*Directions*. Scan the records for the word "title". Return each line where it is found.

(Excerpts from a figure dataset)

---------------

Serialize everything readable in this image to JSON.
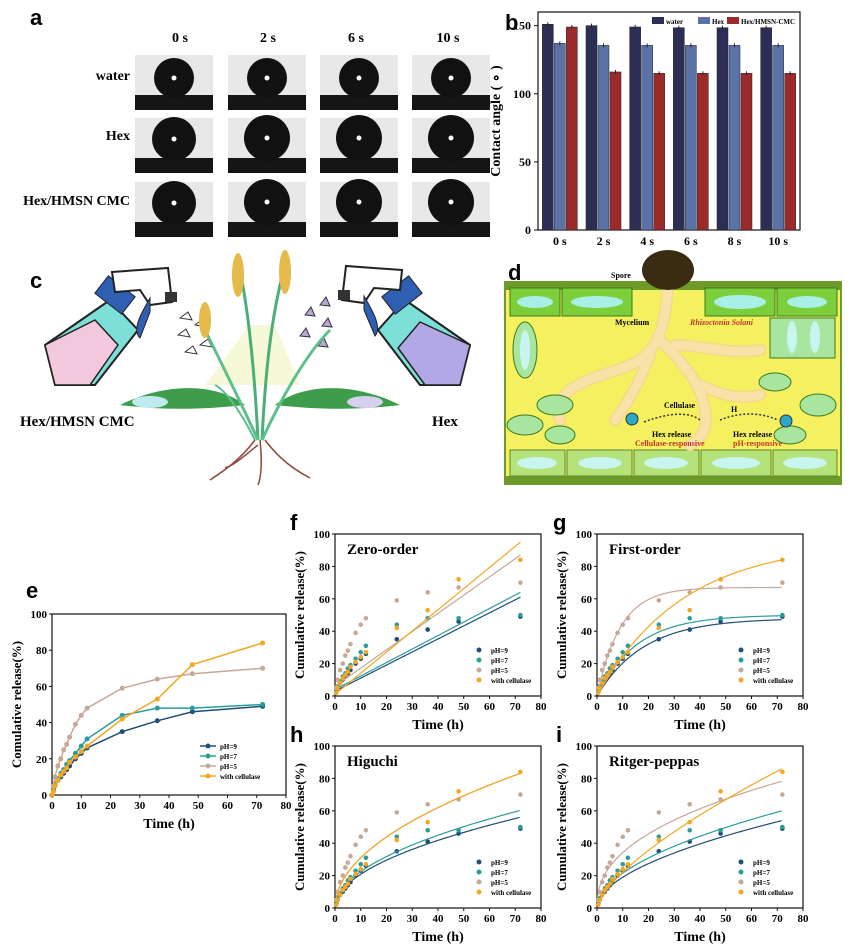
{
  "panel_letters": {
    "a": "a",
    "b": "b",
    "c": "c",
    "d": "d",
    "e": "e",
    "f": "f",
    "g": "g",
    "h": "h",
    "i": "i"
  },
  "panel_a": {
    "time_labels": [
      "0 s",
      "2 s",
      "6 s",
      "10 s"
    ],
    "row_labels": [
      "water",
      "Hex",
      "Hex/HMSN CMC"
    ]
  },
  "panel_c": {
    "left_label": "Hex/HMSN CMC",
    "right_label": "Hex"
  },
  "panel_d": {
    "spore": "Spore",
    "mycelium": "Mycelium",
    "pathogen": "Rhizoctonia Solani",
    "cellulase": "Cellulase",
    "h_plus": "H",
    "hex_release_left": "Hex release",
    "cellulase_responsive": "Cellulase-responsive",
    "hex_release_right": "Hex release",
    "ph_responsive": "pH-responsive"
  },
  "colors": {
    "pH9": "#1f4e79",
    "pH7": "#2a9d9a",
    "pH5": "#c7a796",
    "cellulase": "#f5a623",
    "water": "#2d2e56",
    "hex": "#5a72a8",
    "hexhmsn": "#9b2b2b"
  },
  "chart_data": [
    {
      "id": "b",
      "type": "bar",
      "title": "",
      "categories": [
        "0 s",
        "2 s",
        "4 s",
        "6 s",
        "8 s",
        "10 s"
      ],
      "series": [
        {
          "name": "water",
          "values": [
            151,
            150,
            149,
            148.5,
            148.5,
            148.5
          ]
        },
        {
          "name": "Hex",
          "values": [
            137,
            135.5,
            135.5,
            135.5,
            135.5,
            135.5
          ]
        },
        {
          "name": "Hex/HMSN-CMC",
          "values": [
            149,
            116,
            115,
            115,
            115,
            115
          ]
        }
      ],
      "xlabel": "",
      "ylabel": "Contact angle ( ∘ )",
      "ylim": [
        0,
        160
      ],
      "yticks": [
        0,
        50,
        100,
        150
      ]
    },
    {
      "id": "e",
      "type": "line",
      "title": "",
      "xlabel": "Time (h)",
      "ylabel": "Comulative release(%)",
      "xlim": [
        0,
        80
      ],
      "ylim": [
        0,
        100
      ],
      "xticks": [
        0,
        10,
        20,
        30,
        40,
        50,
        60,
        70,
        80
      ],
      "yticks": [
        0,
        20,
        40,
        60,
        80,
        100
      ],
      "series": [
        {
          "name": "pH=9",
          "x": [
            0,
            0.5,
            1,
            2,
            3,
            4,
            5,
            6,
            8,
            10,
            12,
            24,
            36,
            48,
            72
          ],
          "y": [
            0,
            3,
            5,
            8,
            10,
            12,
            14,
            16,
            20,
            23,
            26,
            35,
            41,
            46,
            49
          ]
        },
        {
          "name": "pH=7",
          "x": [
            0,
            0.5,
            1,
            2,
            3,
            4,
            5,
            6,
            8,
            10,
            12,
            24,
            36,
            48,
            72
          ],
          "y": [
            0,
            3,
            6,
            9,
            12,
            14,
            17,
            19,
            23,
            27,
            31,
            44,
            48,
            48,
            50
          ]
        },
        {
          "name": "pH=5",
          "x": [
            0,
            0.5,
            1,
            2,
            3,
            4,
            5,
            6,
            8,
            10,
            12,
            24,
            36,
            48,
            72
          ],
          "y": [
            0,
            5,
            10,
            16,
            20,
            25,
            28,
            32,
            39,
            44,
            48,
            59,
            64,
            67,
            70
          ]
        },
        {
          "name": "with cellulase",
          "x": [
            0,
            0.5,
            1,
            2,
            3,
            4,
            5,
            6,
            8,
            10,
            12,
            24,
            36,
            48,
            72
          ],
          "y": [
            0,
            2,
            5,
            8,
            11,
            13,
            15,
            18,
            21,
            24,
            27,
            42,
            53,
            72,
            84
          ]
        }
      ]
    },
    {
      "id": "f",
      "type": "scatter",
      "title": "Zero-order",
      "xlabel": "Time (h)",
      "ylabel": "Cumulative release(%)",
      "xlim": [
        0,
        80
      ],
      "ylim": [
        0,
        100
      ],
      "xticks": [
        0,
        10,
        20,
        30,
        40,
        50,
        60,
        70,
        80
      ],
      "yticks": [
        0,
        20,
        40,
        60,
        80,
        100
      ],
      "points_x": [
        0.5,
        1,
        2,
        3,
        4,
        5,
        6,
        8,
        10,
        12,
        24,
        36,
        48,
        72
      ],
      "series": [
        {
          "name": "pH=9",
          "y": [
            3,
            5,
            8,
            10,
            12,
            14,
            16,
            20,
            23,
            26,
            35,
            41,
            46,
            49
          ],
          "fit": [
            3,
            61
          ]
        },
        {
          "name": "pH=7",
          "y": [
            3,
            6,
            9,
            12,
            14,
            17,
            19,
            23,
            27,
            31,
            44,
            48,
            48,
            50
          ],
          "fit": [
            4,
            64
          ]
        },
        {
          "name": "pH=5",
          "y": [
            5,
            10,
            16,
            20,
            25,
            28,
            32,
            39,
            44,
            48,
            59,
            64,
            67,
            70
          ],
          "fit": [
            6,
            87
          ]
        },
        {
          "name": "with cellulase",
          "y": [
            2,
            5,
            8,
            11,
            13,
            15,
            18,
            21,
            24,
            27,
            42,
            53,
            72,
            84
          ],
          "fit": [
            1,
            95
          ]
        }
      ]
    },
    {
      "id": "g",
      "type": "scatter",
      "title": "First-order",
      "xlabel": "Time (h)",
      "ylabel": "Cumulative release(%)",
      "xlim": [
        0,
        80
      ],
      "ylim": [
        0,
        100
      ],
      "xticks": [
        0,
        10,
        20,
        30,
        40,
        50,
        60,
        70,
        80
      ],
      "yticks": [
        0,
        20,
        40,
        60,
        80,
        100
      ],
      "points_x": [
        0.5,
        1,
        2,
        3,
        4,
        5,
        6,
        8,
        10,
        12,
        24,
        36,
        48,
        72
      ],
      "series": [
        {
          "name": "pH=9",
          "y": [
            3,
            5,
            8,
            10,
            12,
            14,
            16,
            20,
            23,
            26,
            35,
            41,
            46,
            49
          ],
          "fit": [
            48,
            0.055
          ]
        },
        {
          "name": "pH=7",
          "y": [
            3,
            6,
            9,
            12,
            14,
            17,
            19,
            23,
            27,
            31,
            44,
            48,
            48,
            50
          ],
          "fit": [
            50,
            0.065
          ]
        },
        {
          "name": "pH=5",
          "y": [
            5,
            10,
            16,
            20,
            25,
            28,
            32,
            39,
            44,
            48,
            59,
            64,
            67,
            70
          ],
          "fit": [
            67,
            0.11
          ]
        },
        {
          "name": "with cellulase",
          "y": [
            2,
            5,
            8,
            11,
            13,
            15,
            18,
            21,
            24,
            27,
            42,
            53,
            72,
            84
          ],
          "fit": [
            95,
            0.03
          ]
        }
      ]
    },
    {
      "id": "h",
      "type": "scatter",
      "title": "Higuchi",
      "xlabel": "Time (h)",
      "ylabel": "Cumulative release(%)",
      "xlim": [
        0,
        80
      ],
      "ylim": [
        0,
        100
      ],
      "xticks": [
        0,
        10,
        20,
        30,
        40,
        50,
        60,
        70,
        80
      ],
      "yticks": [
        0,
        20,
        40,
        60,
        80,
        100
      ],
      "points_x": [
        0.5,
        1,
        2,
        3,
        4,
        5,
        6,
        8,
        10,
        12,
        24,
        36,
        48,
        72
      ],
      "series": [
        {
          "name": "pH=9",
          "y": [
            3,
            5,
            8,
            10,
            12,
            14,
            16,
            20,
            23,
            26,
            35,
            41,
            46,
            49
          ],
          "fit": [
            6.6
          ]
        },
        {
          "name": "pH=7",
          "y": [
            3,
            6,
            9,
            12,
            14,
            17,
            19,
            23,
            27,
            31,
            44,
            48,
            48,
            50
          ],
          "fit": [
            7.1
          ]
        },
        {
          "name": "pH=5",
          "y": [
            5,
            10,
            16,
            20,
            25,
            28,
            32,
            39,
            44,
            48,
            59,
            64,
            67,
            70
          ],
          "fit": [
            9.8
          ]
        },
        {
          "name": "with cellulase",
          "y": [
            2,
            5,
            8,
            11,
            13,
            15,
            18,
            21,
            24,
            27,
            42,
            53,
            72,
            84
          ],
          "fit": [
            9.8
          ]
        }
      ]
    },
    {
      "id": "i",
      "type": "scatter",
      "title": "Ritger-peppas",
      "xlabel": "Time (h)",
      "ylabel": "Cumulative release(%)",
      "xlim": [
        0,
        80
      ],
      "ylim": [
        0,
        100
      ],
      "xticks": [
        0,
        10,
        20,
        30,
        40,
        50,
        60,
        70,
        80
      ],
      "yticks": [
        0,
        20,
        40,
        60,
        80,
        100
      ],
      "points_x": [
        0.5,
        1,
        2,
        3,
        4,
        5,
        6,
        8,
        10,
        12,
        24,
        36,
        48,
        72
      ],
      "series": [
        {
          "name": "pH=9",
          "y": [
            3,
            5,
            8,
            10,
            12,
            14,
            16,
            20,
            23,
            26,
            35,
            41,
            46,
            49
          ],
          "fit": [
            5.6,
            0.53
          ]
        },
        {
          "name": "pH=7",
          "y": [
            3,
            6,
            9,
            12,
            14,
            17,
            19,
            23,
            27,
            31,
            44,
            48,
            48,
            50
          ],
          "fit": [
            6.5,
            0.52
          ]
        },
        {
          "name": "pH=5",
          "y": [
            5,
            10,
            16,
            20,
            25,
            28,
            32,
            39,
            44,
            48,
            59,
            64,
            67,
            70
          ],
          "fit": [
            13,
            0.42
          ]
        },
        {
          "name": "with cellulase",
          "y": [
            2,
            5,
            8,
            11,
            13,
            15,
            18,
            21,
            24,
            27,
            42,
            53,
            72,
            84
          ],
          "fit": [
            4.5,
            0.69
          ]
        }
      ]
    }
  ]
}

---------------

*Result of the exercise*.
      "title": "",
      "title": "",
      "title": "Zero-order",
      "title": "First-order",
      "title": "Higuchi",
      "title": "Ritger-peppas",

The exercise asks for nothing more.